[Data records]
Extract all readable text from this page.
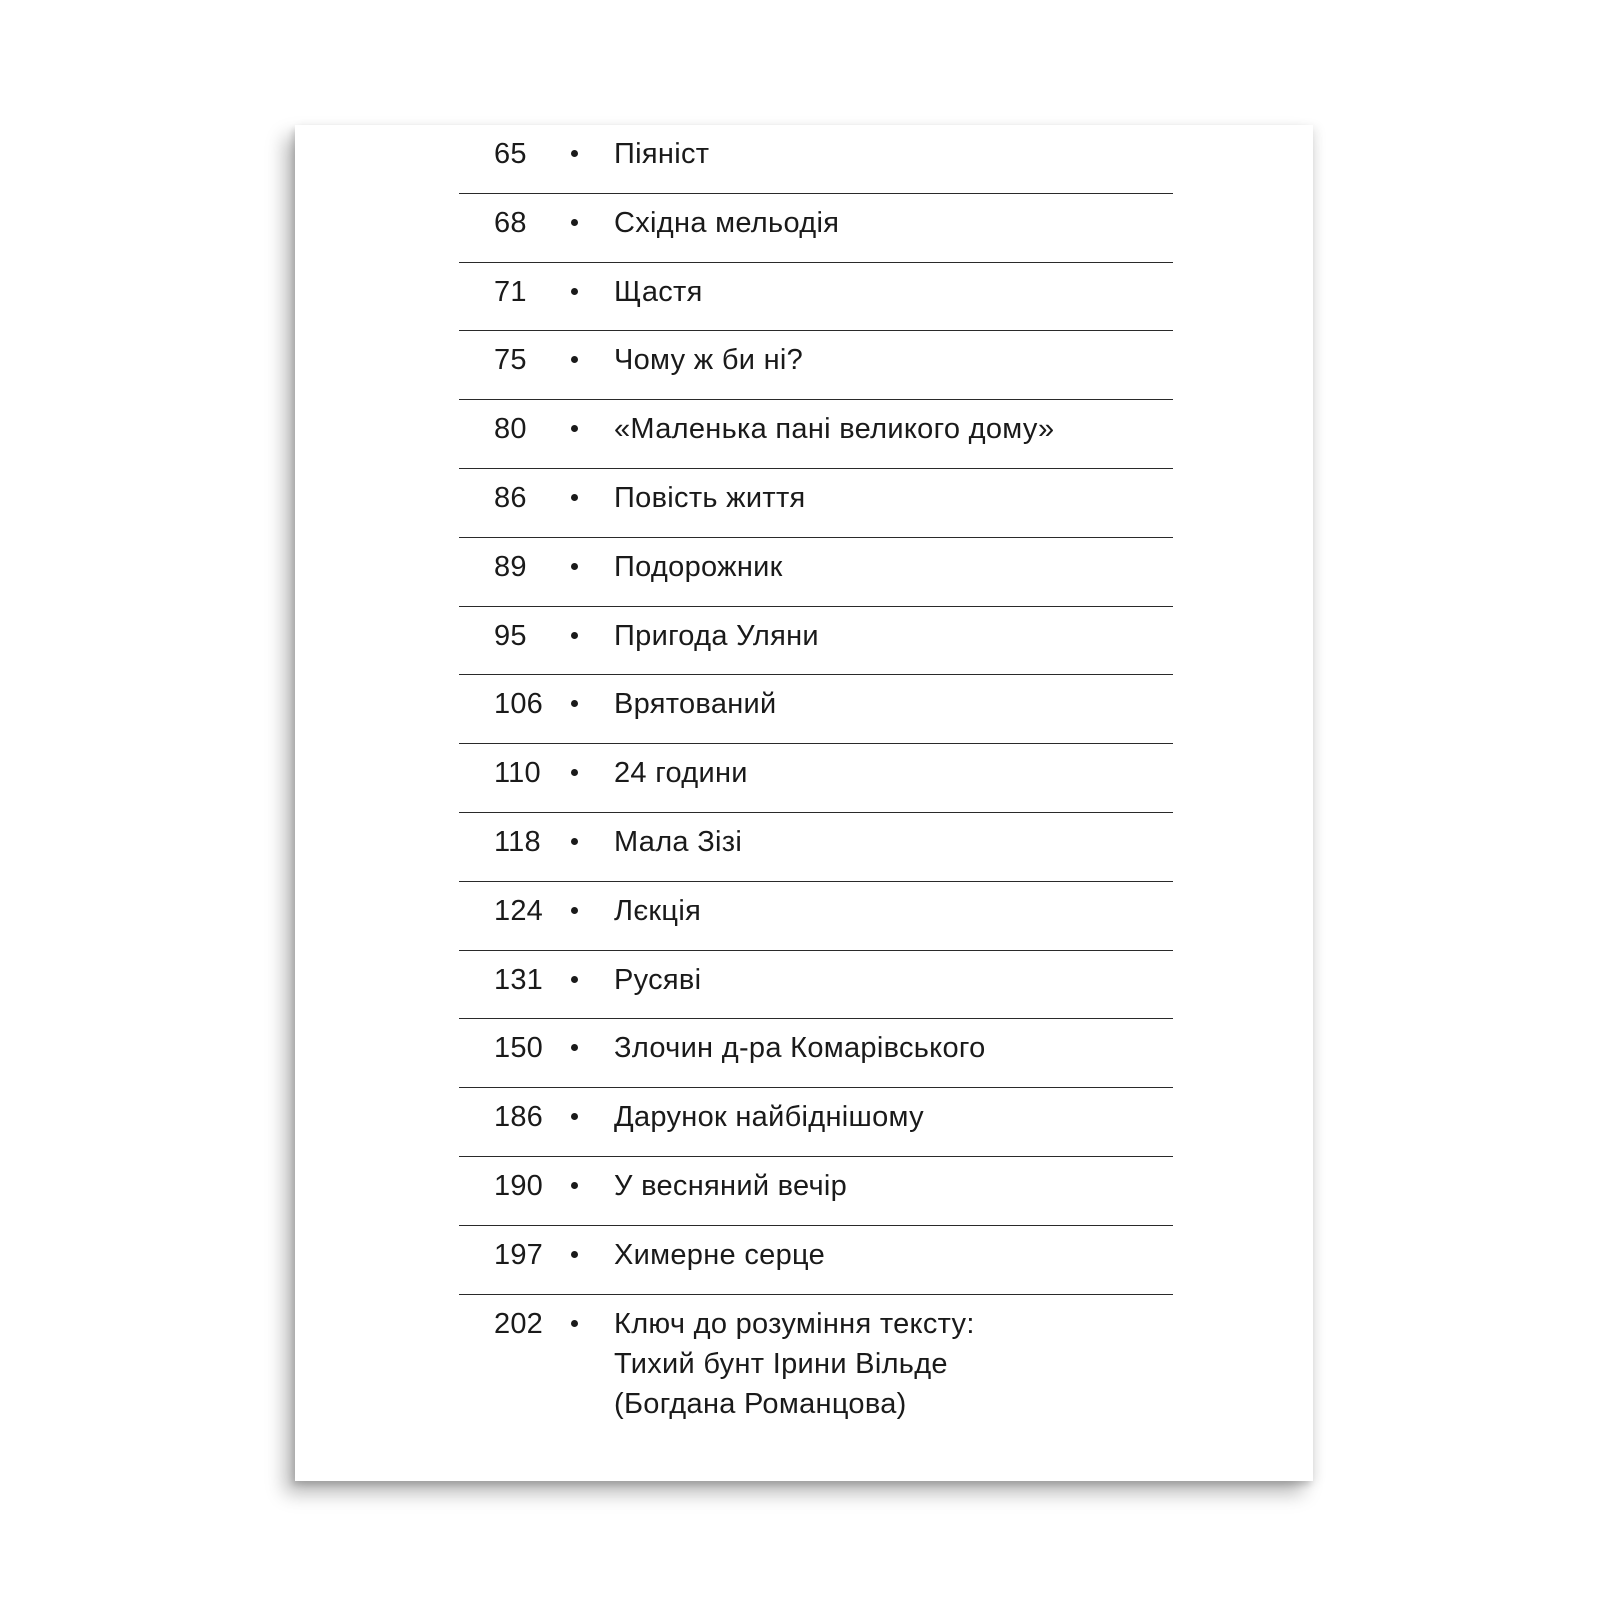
65	Піяніст
68	Східна мельодія
71	Щастя
75	Чому ж би ні?
80	«Маленька пані великого дому»
86	Повість життя
89	Подорожник
95	Пригода Уляни
106 Врятований
110	24 години
118	Мала Зізі
124 Лєкція
131 Русяві
150 Злочин д-ра Комарівського
186 Дарунок найбіднішому
190 У весняний вечір
197 Химерне серце
202 Ключ до розуміння тексту:
Тихий бунт Ірини Вільде
(Богдана Романцова)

What to produce
Copy out all the entries exactly. Images stay out of the copy.

Output below
Extract all readable text from this page.
65	Піяніст
68	Східна мельодія
71	Щастя
75	Чому ж би ні?
80	«Маленька пані великого дому»
86	Повість життя
89	Подорожник
95	Пригода Уляни
106 Врятований
110	24 години
118	Мала Зізі
124 Лєкція
131 Русяві
150 Злочин д-ра Комарівського
186 Дарунок найбіднішому
190 У весняний вечір
197 Химерне серце
202 Ключ до розуміння тексту:
Тихий бунт Ірини Вільде
(Богдана Романцова)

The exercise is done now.